++++ Record excerpts ++++

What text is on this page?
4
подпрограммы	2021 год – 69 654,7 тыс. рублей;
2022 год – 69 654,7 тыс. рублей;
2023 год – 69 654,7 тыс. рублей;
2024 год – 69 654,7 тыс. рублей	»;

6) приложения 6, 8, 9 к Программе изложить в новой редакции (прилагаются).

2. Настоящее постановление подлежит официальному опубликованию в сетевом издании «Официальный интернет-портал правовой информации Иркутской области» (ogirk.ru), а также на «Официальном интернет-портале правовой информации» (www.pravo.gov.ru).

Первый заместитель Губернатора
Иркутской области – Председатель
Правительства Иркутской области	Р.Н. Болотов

++++

= Directions =
Return the entries above exactly as they appear.

= Full output =
What text is on this page?
4
подпрограммы	2021 год – 69 654,7 тыс. рублей;
2022 год – 69 654,7 тыс. рублей;
2023 год – 69 654,7 тыс. рублей;
2024 год – 69 654,7 тыс. рублей	»;

6) приложения 6, 8, 9 к Программе изложить в новой редакции (прилагаются).

2. Настоящее постановление подлежит официальному опубликованию в сетевом издании «Официальный интернет-портал правовой информации Иркутской области» (ogirk.ru), а также на «Официальном интернет-портале правовой информации» (www.pravo.gov.ru).

Первый заместитель Губернатора
Иркутской области – Председатель
Правительства Иркутской области	Р.Н. Болотов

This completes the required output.